■ What you are asked to do: Look for the word "text" in the entries below, then copy every line that has it.

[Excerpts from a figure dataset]

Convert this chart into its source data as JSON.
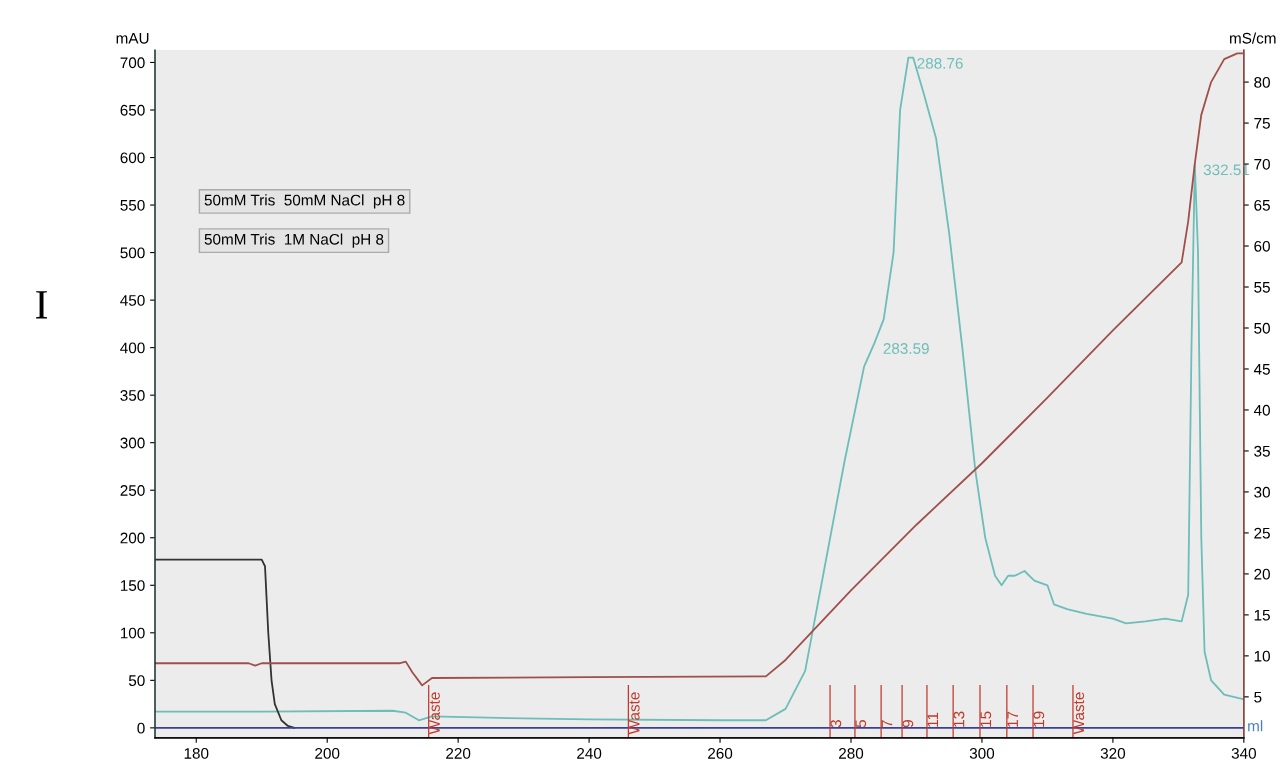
{
  "chart_data": {
    "type": "line",
    "xlabel": "ml",
    "ylabel": "mAU",
    "y2label": "mS/cm",
    "xlim": [
      173.7,
      340
    ],
    "xticks": [
      180,
      200,
      220,
      240,
      260,
      280,
      300,
      320,
      340
    ],
    "ylim": [
      -10.5,
      713
    ],
    "yticks": [
      0,
      50,
      100,
      150,
      200,
      250,
      300,
      350,
      400,
      450,
      500,
      550,
      600,
      650,
      700
    ],
    "y2lim": [
      0,
      83.9
    ],
    "y2ticks": [
      5,
      10,
      15,
      20,
      25,
      30,
      35,
      40,
      45,
      50,
      55,
      60,
      65,
      70,
      75,
      80
    ],
    "grid": false,
    "line_style": "solid",
    "marker": "none",
    "series": [
      {
        "color": "#6dbdb8",
        "x": [
          173.7,
          190,
          210,
          212,
          214,
          216,
          230,
          240,
          260,
          267,
          270,
          273,
          276,
          279,
          282,
          283.59,
          285,
          286.5,
          287.5,
          288.76,
          289.5,
          291,
          293,
          295,
          297,
          299,
          300.5,
          302,
          303,
          304,
          305,
          306.5,
          308,
          310,
          311,
          313,
          316,
          320,
          322,
          325,
          328,
          330.5,
          331.5,
          332,
          332.51,
          333,
          333.5,
          334,
          335,
          337,
          340
        ],
        "values": [
          17,
          17,
          18,
          16,
          8,
          12,
          10,
          9,
          8,
          8,
          20,
          60,
          170,
          280,
          380,
          405,
          430,
          500,
          650,
          705,
          705,
          670,
          620,
          520,
          400,
          270,
          200,
          160,
          150,
          160,
          160,
          165,
          155,
          150,
          130,
          125,
          120,
          115,
          110,
          112,
          115,
          112,
          140,
          400,
          593,
          500,
          200,
          80,
          50,
          35,
          30
        ]
      },
      {
        "color": "#a0504a",
        "axis": "y2",
        "x": [
          173.7,
          188,
          189,
          190,
          211,
          212,
          213,
          214.5,
          216,
          240,
          267,
          270,
          280,
          290,
          300,
          310,
          320,
          330.5,
          331.5,
          332.5,
          333.5,
          335,
          337,
          339,
          340
        ],
        "values": [
          9.1,
          9.1,
          8.8,
          9.1,
          9.1,
          9.3,
          8,
          6.4,
          7.3,
          7.4,
          7.5,
          9.5,
          18,
          26,
          33.5,
          41.5,
          49.7,
          58,
          63,
          70,
          76,
          80,
          82.8,
          83.5,
          83.5
        ]
      },
      {
        "color": "#333333",
        "x": [
          173.7,
          190,
          190.5,
          191,
          191.5,
          192,
          193,
          194,
          195
        ],
        "values": [
          177,
          177,
          170,
          100,
          50,
          25,
          8,
          2,
          0
        ]
      },
      {
        "color": "#3a3f9a",
        "x": [
          173.7,
          340
        ],
        "values": [
          0,
          0
        ]
      }
    ],
    "ref_lines": [
      {
        "axis": "x",
        "value": 215.5,
        "label": "Waste",
        "color": "#c0392b"
      },
      {
        "axis": "x",
        "value": 246,
        "label": "Waste",
        "color": "#c0392b"
      },
      {
        "axis": "x",
        "value": 313.9,
        "label": "Waste",
        "color": "#c0392b"
      }
    ],
    "annotations": [
      "50mM Tris  50mM NaCl  pH 8",
      "50mM Tris  1M NaCl  pH 8",
      "I",
      {
        "text": "283.59",
        "x": 283.59,
        "y": 405
      },
      {
        "text": "288.76",
        "x": 288.76,
        "y": 705
      },
      {
        "text": "332.51",
        "x": 332.51,
        "y": 593
      },
      {
        "text": "3",
        "x": 276.8,
        "y": 0
      },
      {
        "text": "5",
        "x": 280.6,
        "y": 0
      },
      {
        "text": "7",
        "x": 284.6,
        "y": 0
      },
      {
        "text": "9",
        "x": 287.8,
        "y": 0
      },
      {
        "text": "11",
        "x": 291.6,
        "y": 0
      },
      {
        "text": "13",
        "x": 295.6,
        "y": 0
      },
      {
        "text": "15",
        "x": 299.7,
        "y": 0
      },
      {
        "text": "17",
        "x": 303.8,
        "y": 0
      },
      {
        "text": "19",
        "x": 307.8,
        "y": 0
      }
    ]
  }
}
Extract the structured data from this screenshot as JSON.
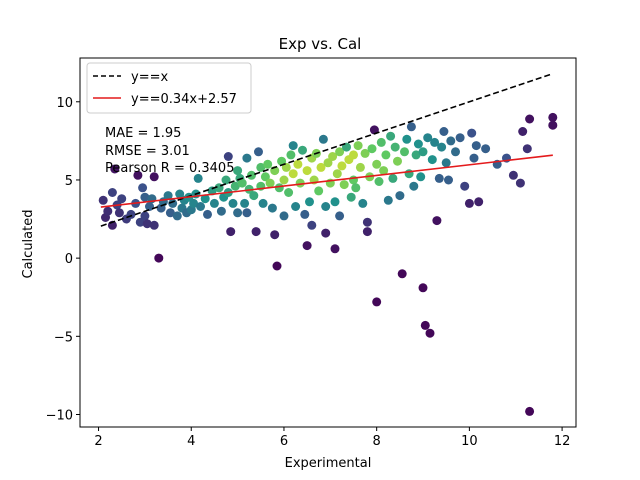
{
  "chart_data": {
    "type": "scatter",
    "title": "Exp vs. Cal",
    "xlabel": "Experimental",
    "ylabel": "Calculated",
    "xlim": [
      1.6,
      12.3
    ],
    "ylim": [
      -10.8,
      12.8
    ],
    "xticks": [
      2,
      4,
      6,
      8,
      10,
      12
    ],
    "yticks": [
      -10,
      -5,
      0,
      5,
      10
    ],
    "grid": false,
    "legend_position": "top-left",
    "series": [
      {
        "name": "y==x",
        "kind": "line",
        "style": "dashed",
        "color": "#000000",
        "x": [
          2.05,
          11.8
        ],
        "y": [
          2.05,
          11.8
        ]
      },
      {
        "name": "y==0.34x+2.57",
        "kind": "line",
        "style": "solid",
        "color": "#e41a1c",
        "x": [
          2.05,
          11.8
        ],
        "y": [
          3.267,
          6.582
        ]
      }
    ],
    "colormap": "viridis",
    "annotations": [
      "MAE = 1.95",
      "RMSE = 3.01",
      "Pearson R = 0.3405"
    ],
    "points": [
      [
        2.1,
        3.7,
        0.15
      ],
      [
        2.15,
        2.6,
        0.12
      ],
      [
        2.2,
        3.0,
        0.14
      ],
      [
        2.3,
        4.2,
        0.2
      ],
      [
        2.3,
        2.1,
        0.1
      ],
      [
        2.35,
        5.7,
        0.06
      ],
      [
        2.4,
        3.4,
        0.2
      ],
      [
        2.45,
        2.9,
        0.15
      ],
      [
        2.5,
        3.8,
        0.2
      ],
      [
        2.6,
        2.5,
        0.18
      ],
      [
        2.7,
        2.8,
        0.2
      ],
      [
        2.8,
        3.5,
        0.25
      ],
      [
        2.85,
        5.3,
        0.05
      ],
      [
        2.9,
        2.3,
        0.2
      ],
      [
        2.95,
        4.5,
        0.25
      ],
      [
        3.0,
        2.7,
        0.2
      ],
      [
        3.0,
        3.9,
        0.3
      ],
      [
        3.05,
        2.2,
        0.15
      ],
      [
        3.1,
        3.3,
        0.3
      ],
      [
        3.15,
        3.8,
        0.35
      ],
      [
        3.2,
        5.2,
        0.05
      ],
      [
        3.2,
        2.1,
        0.15
      ],
      [
        3.3,
        0.0,
        0.02
      ],
      [
        3.35,
        3.2,
        0.3
      ],
      [
        3.4,
        3.6,
        0.35
      ],
      [
        3.5,
        4.0,
        0.4
      ],
      [
        3.55,
        2.9,
        0.3
      ],
      [
        3.6,
        3.5,
        0.35
      ],
      [
        3.7,
        2.7,
        0.35
      ],
      [
        3.75,
        4.1,
        0.45
      ],
      [
        3.8,
        3.2,
        0.4
      ],
      [
        3.85,
        3.7,
        0.45
      ],
      [
        3.9,
        2.9,
        0.35
      ],
      [
        3.95,
        3.9,
        0.5
      ],
      [
        4.0,
        3.1,
        0.4
      ],
      [
        4.05,
        3.5,
        0.45
      ],
      [
        4.1,
        4.1,
        0.5
      ],
      [
        4.15,
        5.1,
        0.45
      ],
      [
        4.2,
        3.3,
        0.4
      ],
      [
        4.3,
        3.8,
        0.5
      ],
      [
        4.35,
        2.8,
        0.3
      ],
      [
        4.45,
        4.3,
        0.55
      ],
      [
        4.5,
        3.5,
        0.45
      ],
      [
        4.6,
        4.5,
        0.6
      ],
      [
        4.65,
        3.0,
        0.35
      ],
      [
        4.7,
        3.9,
        0.5
      ],
      [
        4.75,
        5.0,
        0.6
      ],
      [
        4.8,
        6.5,
        0.2
      ],
      [
        4.8,
        4.2,
        0.55
      ],
      [
        4.85,
        1.7,
        0.1
      ],
      [
        4.9,
        3.5,
        0.45
      ],
      [
        4.95,
        4.6,
        0.65
      ],
      [
        5.0,
        5.6,
        0.6
      ],
      [
        5.0,
        2.9,
        0.35
      ],
      [
        5.05,
        5.1,
        0.6
      ],
      [
        5.1,
        4.8,
        0.7
      ],
      [
        5.15,
        3.5,
        0.45
      ],
      [
        5.2,
        6.4,
        0.4
      ],
      [
        5.2,
        2.9,
        0.3
      ],
      [
        5.25,
        4.4,
        0.65
      ],
      [
        5.3,
        5.3,
        0.7
      ],
      [
        5.35,
        4.0,
        0.6
      ],
      [
        5.4,
        1.7,
        0.1
      ],
      [
        5.45,
        6.8,
        0.3
      ],
      [
        5.5,
        5.8,
        0.7
      ],
      [
        5.5,
        4.6,
        0.7
      ],
      [
        5.55,
        3.5,
        0.45
      ],
      [
        5.6,
        5.2,
        0.75
      ],
      [
        5.65,
        6.0,
        0.75
      ],
      [
        5.7,
        4.8,
        0.8
      ],
      [
        5.75,
        3.2,
        0.4
      ],
      [
        5.8,
        1.5,
        0.1
      ],
      [
        5.8,
        5.6,
        0.8
      ],
      [
        5.85,
        -0.5,
        0.02
      ],
      [
        5.9,
        4.5,
        0.7
      ],
      [
        5.95,
        6.2,
        0.75
      ],
      [
        6.0,
        5.0,
        0.85
      ],
      [
        6.0,
        2.7,
        0.35
      ],
      [
        6.05,
        5.8,
        0.85
      ],
      [
        6.1,
        4.2,
        0.7
      ],
      [
        6.15,
        6.6,
        0.7
      ],
      [
        6.2,
        7.2,
        0.45
      ],
      [
        6.2,
        5.4,
        0.9
      ],
      [
        6.25,
        3.3,
        0.45
      ],
      [
        6.3,
        6.0,
        0.9
      ],
      [
        6.35,
        4.8,
        0.8
      ],
      [
        6.4,
        6.9,
        0.6
      ],
      [
        6.45,
        2.8,
        0.3
      ],
      [
        6.5,
        5.6,
        0.9
      ],
      [
        6.5,
        0.8,
        0.05
      ],
      [
        6.55,
        3.6,
        0.5
      ],
      [
        6.6,
        6.4,
        0.85
      ],
      [
        6.6,
        2.1,
        0.2
      ],
      [
        6.65,
        5.0,
        0.85
      ],
      [
        6.7,
        6.7,
        0.8
      ],
      [
        6.75,
        4.3,
        0.75
      ],
      [
        6.8,
        5.8,
        0.9
      ],
      [
        6.85,
        7.6,
        0.4
      ],
      [
        6.9,
        3.3,
        0.45
      ],
      [
        6.9,
        1.6,
        0.1
      ],
      [
        6.95,
        6.1,
        0.85
      ],
      [
        7.0,
        4.8,
        0.8
      ],
      [
        7.05,
        6.5,
        0.85
      ],
      [
        7.1,
        3.6,
        0.5
      ],
      [
        7.1,
        0.6,
        0.05
      ],
      [
        7.15,
        5.4,
        0.85
      ],
      [
        7.2,
        6.8,
        0.8
      ],
      [
        7.2,
        2.7,
        0.3
      ],
      [
        7.25,
        5.9,
        0.9
      ],
      [
        7.3,
        4.7,
        0.8
      ],
      [
        7.35,
        7.1,
        0.6
      ],
      [
        7.4,
        6.3,
        0.9
      ],
      [
        7.45,
        3.9,
        0.6
      ],
      [
        7.5,
        6.6,
        0.9
      ],
      [
        7.5,
        5.0,
        0.75
      ],
      [
        7.55,
        4.5,
        0.7
      ],
      [
        7.6,
        7.2,
        0.8
      ],
      [
        7.65,
        5.8,
        0.85
      ],
      [
        7.7,
        3.5,
        0.45
      ],
      [
        7.75,
        6.7,
        0.8
      ],
      [
        7.8,
        2.3,
        0.15
      ],
      [
        7.8,
        1.7,
        0.1
      ],
      [
        7.85,
        5.2,
        0.8
      ],
      [
        7.9,
        7.0,
        0.75
      ],
      [
        7.95,
        8.2,
        0.05
      ],
      [
        8.0,
        6.0,
        0.8
      ],
      [
        8.0,
        -2.8,
        0.02
      ],
      [
        8.05,
        4.9,
        0.7
      ],
      [
        8.1,
        7.4,
        0.7
      ],
      [
        8.15,
        5.6,
        0.8
      ],
      [
        8.2,
        6.6,
        0.75
      ],
      [
        8.25,
        3.7,
        0.4
      ],
      [
        8.3,
        7.8,
        0.6
      ],
      [
        8.35,
        5.1,
        0.6
      ],
      [
        8.4,
        7.1,
        0.65
      ],
      [
        8.45,
        6.2,
        0.8
      ],
      [
        8.5,
        4.0,
        0.35
      ],
      [
        8.55,
        -1.0,
        0.02
      ],
      [
        8.6,
        6.8,
        0.7
      ],
      [
        8.65,
        7.6,
        0.5
      ],
      [
        8.7,
        5.4,
        0.6
      ],
      [
        8.75,
        8.4,
        0.3
      ],
      [
        8.8,
        4.6,
        0.4
      ],
      [
        8.85,
        6.6,
        0.6
      ],
      [
        8.9,
        7.3,
        0.5
      ],
      [
        8.95,
        5.2,
        0.5
      ],
      [
        9.0,
        -1.9,
        0.02
      ],
      [
        9.0,
        6.8,
        0.55
      ],
      [
        9.05,
        -4.3,
        0.02
      ],
      [
        9.1,
        7.7,
        0.45
      ],
      [
        9.15,
        -4.8,
        0.02
      ],
      [
        9.2,
        6.3,
        0.5
      ],
      [
        9.25,
        7.4,
        0.45
      ],
      [
        9.3,
        2.4,
        0.05
      ],
      [
        9.35,
        5.1,
        0.3
      ],
      [
        9.4,
        7.1,
        0.45
      ],
      [
        9.45,
        8.1,
        0.3
      ],
      [
        9.5,
        6.1,
        0.4
      ],
      [
        9.55,
        5.0,
        0.3
      ],
      [
        9.6,
        7.5,
        0.35
      ],
      [
        9.7,
        6.8,
        0.35
      ],
      [
        9.8,
        7.7,
        0.3
      ],
      [
        9.9,
        4.6,
        0.2
      ],
      [
        10.0,
        3.5,
        0.1
      ],
      [
        10.05,
        8.0,
        0.25
      ],
      [
        10.1,
        6.4,
        0.3
      ],
      [
        10.15,
        7.2,
        0.3
      ],
      [
        10.2,
        3.6,
        0.1
      ],
      [
        10.35,
        7.0,
        0.3
      ],
      [
        10.6,
        6.0,
        0.3
      ],
      [
        10.8,
        6.4,
        0.25
      ],
      [
        10.95,
        5.3,
        0.15
      ],
      [
        11.1,
        4.8,
        0.15
      ],
      [
        11.15,
        8.1,
        0.1
      ],
      [
        11.25,
        7.0,
        0.15
      ],
      [
        11.3,
        8.9,
        0.05
      ],
      [
        11.3,
        -9.8,
        0.02
      ],
      [
        11.8,
        8.5,
        0.05
      ],
      [
        11.8,
        9.0,
        0.05
      ]
    ]
  }
}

■ Task result:
        "text": "283.59",
        "text": "288.76",
        "text": "332.51",
        "text": "3",
        "text": "5",
        "text": "7",
        "text": "9",
        "text": "11",
        "text": "13",
        "text": "15",
        "text": "17",
        "text": "19",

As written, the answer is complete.